Transformez ces lignes en tableau Markdown à deux colonnes, « N° » pour le numéro de rang et « Ligne » pour la ligne, en omettant les lignes vides. Traitez tout le matériel, mais n'incluez pas les images dans la réponse.

* Données fournies *
- - - -
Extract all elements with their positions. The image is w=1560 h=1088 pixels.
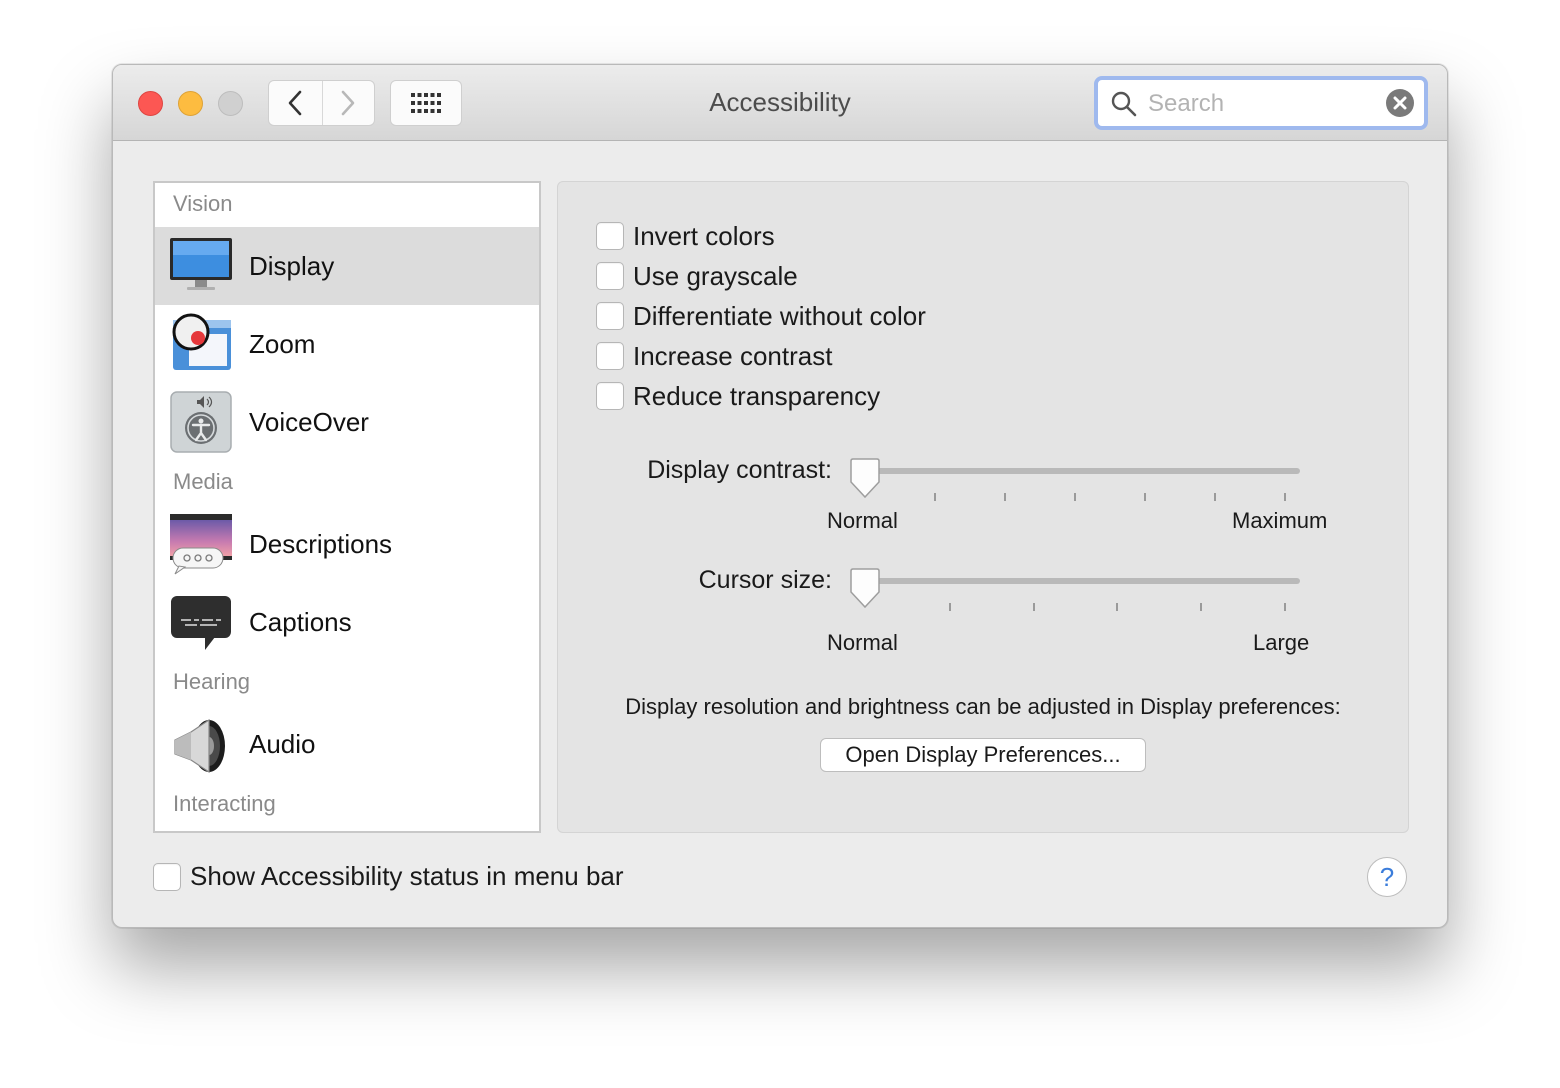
contrast-slider-thumb[interactable] bbox=[848, 458, 882, 500]
slider-tick bbox=[1074, 493, 1076, 501]
cursor-size-label: Cursor size: bbox=[698, 566, 832, 594]
zoom-icon bbox=[172, 313, 231, 370]
checkbox-label: Use grayscale bbox=[633, 260, 798, 291]
sidebar-item-captions[interactable]: Captions bbox=[155, 583, 539, 661]
checkbox-label: Reduce transparency bbox=[633, 380, 881, 411]
sidebar-item-label: Descriptions bbox=[249, 528, 393, 559]
help-button[interactable]: ? bbox=[1367, 857, 1407, 897]
slider-tick bbox=[1144, 493, 1146, 501]
show-status-checkbox[interactable] bbox=[153, 862, 181, 891]
cursor-track[interactable] bbox=[854, 578, 1300, 584]
slider-tick bbox=[1284, 603, 1286, 611]
checkbox-label: Show Accessibility status in menu bar bbox=[190, 861, 624, 891]
sidebar-item-label: Zoom bbox=[249, 328, 316, 359]
search-field[interactable]: Search bbox=[1094, 76, 1428, 130]
audio-icon bbox=[174, 718, 225, 774]
display-icon bbox=[170, 238, 232, 290]
slider-tick bbox=[949, 603, 951, 611]
sidebar-item-zoom[interactable]: Zoom bbox=[155, 305, 539, 383]
sidebar-item-voiceover[interactable]: VoiceOver bbox=[155, 383, 539, 461]
section-vision: Vision bbox=[173, 191, 233, 216]
contrast-min-label: Normal bbox=[827, 508, 898, 533]
differentiate-checkbox[interactable] bbox=[596, 302, 624, 330]
section-hearing: Hearing bbox=[173, 669, 251, 694]
sidebar-item-descriptions[interactable]: Descriptions bbox=[155, 505, 539, 583]
titlebar: Accessibility Search bbox=[113, 65, 1447, 141]
reduce-transparency-row[interactable]: Reduce transparency bbox=[596, 380, 880, 412]
cursor-min-label: Normal bbox=[827, 630, 898, 655]
contrast-track[interactable] bbox=[854, 468, 1300, 474]
reduce-transparency-checkbox[interactable] bbox=[596, 382, 624, 410]
section-interacting: Interacting bbox=[173, 791, 276, 816]
increase-contrast-checkbox[interactable] bbox=[596, 342, 624, 370]
cursor-max-label: Large bbox=[1253, 630, 1310, 655]
close-icon bbox=[1393, 96, 1407, 110]
sidebar-item-label: VoiceOver bbox=[249, 406, 369, 437]
sidebar-item-label: Audio bbox=[249, 728, 316, 759]
slider-tick bbox=[1033, 603, 1035, 611]
descriptions-icon bbox=[170, 514, 232, 575]
invert-colors-row[interactable]: Invert colors bbox=[596, 220, 775, 252]
category-sidebar[interactable]: Vision Display Zoom VoiceOver Media Desc… bbox=[153, 181, 541, 833]
use-grayscale-checkbox[interactable] bbox=[596, 262, 624, 290]
sidebar-item-label: Display bbox=[249, 250, 335, 281]
slider-tick bbox=[1214, 493, 1216, 501]
display-settings-panel: Invert colors Use grayscale Differentiat… bbox=[557, 181, 1409, 833]
slider-tick bbox=[934, 493, 936, 501]
search-input[interactable]: Search bbox=[1148, 90, 1224, 118]
sidebar-item-label: Captions bbox=[249, 606, 352, 637]
checkbox-label: Increase contrast bbox=[633, 340, 833, 371]
slider-tick bbox=[1284, 493, 1286, 501]
preferences-window: Accessibility Search Vision Display Zoom… bbox=[112, 64, 1448, 928]
checkbox-label: Invert colors bbox=[633, 220, 775, 251]
invert-colors-checkbox[interactable] bbox=[596, 222, 624, 250]
voiceover-icon bbox=[170, 391, 232, 453]
open-display-preferences-button[interactable]: Open Display Preferences... bbox=[820, 738, 1146, 772]
sidebar-item-audio[interactable]: Audio bbox=[155, 705, 539, 783]
display-prefs-note: Display resolution and brightness can be… bbox=[625, 694, 1341, 719]
increase-contrast-row[interactable]: Increase contrast bbox=[596, 340, 832, 372]
slider-tick bbox=[1004, 493, 1006, 501]
captions-icon bbox=[171, 596, 231, 650]
cursor-slider-thumb[interactable] bbox=[848, 568, 882, 610]
sidebar-item-display[interactable]: Display bbox=[155, 227, 539, 305]
contrast-label: Display contrast: bbox=[647, 456, 832, 484]
section-media: Media bbox=[173, 469, 233, 494]
contrast-max-label: Maximum bbox=[1232, 508, 1328, 533]
differentiate-row[interactable]: Differentiate without color bbox=[596, 300, 926, 332]
use-grayscale-row[interactable]: Use grayscale bbox=[596, 260, 798, 292]
status-menu-row[interactable]: Show Accessibility status in menu bar bbox=[153, 861, 624, 892]
slider-tick bbox=[1116, 603, 1118, 611]
checkbox-label: Differentiate without color bbox=[633, 300, 926, 331]
clear-search-button[interactable] bbox=[1386, 89, 1414, 117]
slider-tick bbox=[1200, 603, 1202, 611]
search-icon bbox=[1111, 91, 1137, 117]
- - - -
* Réponse *
| N° | Ligne |
|---|---|
| 1 | Extract all elements with their positions. The image is w=1560 h=1088 pixels. |
| 2 | contrast-slider-thumb[interactable] bbox=[848, 458, 882, 500] |
| 3 | slider-tick bbox=[1074, 493, 1076, 501] |
| 4 | cursor-size-label: Cursor size: bbox=[698, 566, 832, 594] |
| 5 | zoom-icon bbox=[172, 313, 231, 370] |
| 6 | checkbox-label: Use grayscale bbox=[633, 260, 798, 291] |
| 7 | sidebar-item-captions[interactable]: Captions bbox=[155, 583, 539, 661] |
| 8 | checkbox-label: Reduce transparency bbox=[633, 380, 881, 411] |
| 9 | sidebar-item-label: Descriptions bbox=[249, 528, 393, 559] |
| 10 | help-button[interactable]: ? bbox=[1367, 857, 1407, 897] |
| 11 | slider-tick bbox=[1144, 493, 1146, 501] |
| 12 | show-status-checkbox[interactable] bbox=[153, 862, 181, 891] |
| 13 | cursor-track[interactable] bbox=[854, 578, 1300, 584] |
| 14 | slider-tick bbox=[1284, 603, 1286, 611] |
| 15 | checkbox-label: Show Accessibility status in menu bar bbox=[190, 861, 624, 891] |
| 16 | sidebar-item-label: Zoom bbox=[249, 328, 316, 359] |
| 17 | search-field[interactable]: Search bbox=[1094, 76, 1428, 130] |
| 18 | audio-icon bbox=[174, 718, 225, 774] |
| 19 | display-icon bbox=[170, 238, 232, 290] |
| 20 | slider-tick bbox=[949, 603, 951, 611] |
| 21 | sidebar-item-zoom[interactable]: Zoom bbox=[155, 305, 539, 383] |
| 22 | sidebar-item-voiceover[interactable]: VoiceOver bbox=[155, 383, 539, 461] |
| 23 | section-vision: Vision bbox=[173, 191, 233, 216] |
| 24 | contrast-min-label: Normal bbox=[827, 508, 898, 533] |
| 25 | differentiate-checkbox[interactable] bbox=[596, 302, 624, 330] |
| 26 | section-hearing: Hearing bbox=[173, 669, 251, 694] |
| 27 | sidebar-item-descriptions[interactable]: Descriptions bbox=[155, 505, 539, 583] |
| 28 | titlebar: Accessibility Search bbox=[113, 65, 1447, 141] |
| 29 | reduce-transparency-row[interactable]: Reduce transparency bbox=[596, 380, 880, 412] |
| 30 | cursor-min-label: Normal bbox=[827, 630, 898, 655] |
| 31 | contrast-track[interactable] bbox=[854, 468, 1300, 474] |
| 32 | reduce-transparency-checkbox[interactable] bbox=[596, 382, 624, 410] |
| 33 | section-interacting: Interacting bbox=[173, 791, 276, 816] |
| 34 | increase-contrast-checkbox[interactable] bbox=[596, 342, 624, 370] |
| 35 | cursor-max-label: Large bbox=[1253, 630, 1310, 655] |
| 36 | close-icon bbox=[1393, 96, 1407, 110] |
| 37 | sidebar-item-label: VoiceOver bbox=[249, 406, 369, 437] |
| 38 | sidebar-item-label: Audio bbox=[249, 728, 316, 759] |
| 39 | slider-tick bbox=[1033, 603, 1035, 611] |
| 40 | descriptions-icon bbox=[170, 514, 232, 575] |
| 41 | invert-colors-row[interactable]: Invert colors bbox=[596, 220, 775, 252] |
| 42 | category-sidebar[interactable]: Vision Display Zoom VoiceOver Media Desc… bbox=[153, 181, 541, 833] |
| 43 | use-grayscale-checkbox[interactable] bbox=[596, 262, 624, 290] |
| 44 | sidebar-item-label: Display bbox=[249, 250, 335, 281] |
| 45 | slider-tick bbox=[1214, 493, 1216, 501] |
| 46 | display-settings-panel: Invert colors Use grayscale Differentiat… bbox=[557, 181, 1409, 833] |
| 47 | slider-tick bbox=[934, 493, 936, 501] |
| 48 | search-input[interactable]: Search bbox=[1148, 90, 1224, 118] |
| 49 | sidebar-item-label: Captions bbox=[249, 606, 352, 637] |
| 50 | checkbox-label: Increase contrast bbox=[633, 340, 833, 371] |
| 51 | slider-tick bbox=[1284, 493, 1286, 501] |
| 52 | preferences-window: Accessibility Search Vision Display Zoom… bbox=[112, 64, 1448, 928] |
| 53 | checkbox-label: Invert colors bbox=[633, 220, 775, 251] |
| 54 | invert-colors-checkbox[interactable] bbox=[596, 222, 624, 250] |
| 55 | voiceover-icon bbox=[170, 391, 232, 453] |
| 56 | open-display-preferences-button[interactable]: Open Display Preferences... bbox=[820, 738, 1146, 772] |
| 57 | sidebar-item-audio[interactable]: Audio bbox=[155, 705, 539, 783] |
| 58 | display-prefs-note: Display resolution and brightness can be… bbox=[625, 694, 1341, 719] |
| 59 | increase-contrast-row[interactable]: Increase contrast bbox=[596, 340, 832, 372] |
| 60 | slider-tick bbox=[1004, 493, 1006, 501] |
| 61 | captions-icon bbox=[171, 596, 231, 650] |
| 62 | cursor-slider-thumb[interactable] bbox=[848, 568, 882, 610] |
| 63 | sidebar-item-display[interactable]: Display bbox=[155, 227, 539, 305] |
| 64 | contrast-label: Display contrast: bbox=[647, 456, 832, 484] |
| 65 | section-media: Media bbox=[173, 469, 233, 494] |
| 66 | contrast-max-label: Maximum bbox=[1232, 508, 1328, 533] |
| 67 | differentiate-row[interactable]: Differentiate without color bbox=[596, 300, 926, 332] |
| 68 | use-grayscale-row[interactable]: Use grayscale bbox=[596, 260, 798, 292] |
| 69 | status-menu-row[interactable]: Show Accessibility status in menu bar bbox=[153, 861, 624, 892] |
| 70 | slider-tick bbox=[1116, 603, 1118, 611] |
| 71 | checkbox-label: Differentiate without color bbox=[633, 300, 926, 331] |
| 72 | clear-search-button[interactable] bbox=[1386, 89, 1414, 117] |
| 73 | slider-tick bbox=[1200, 603, 1202, 611] |
| 74 | search-icon bbox=[1111, 91, 1137, 117] |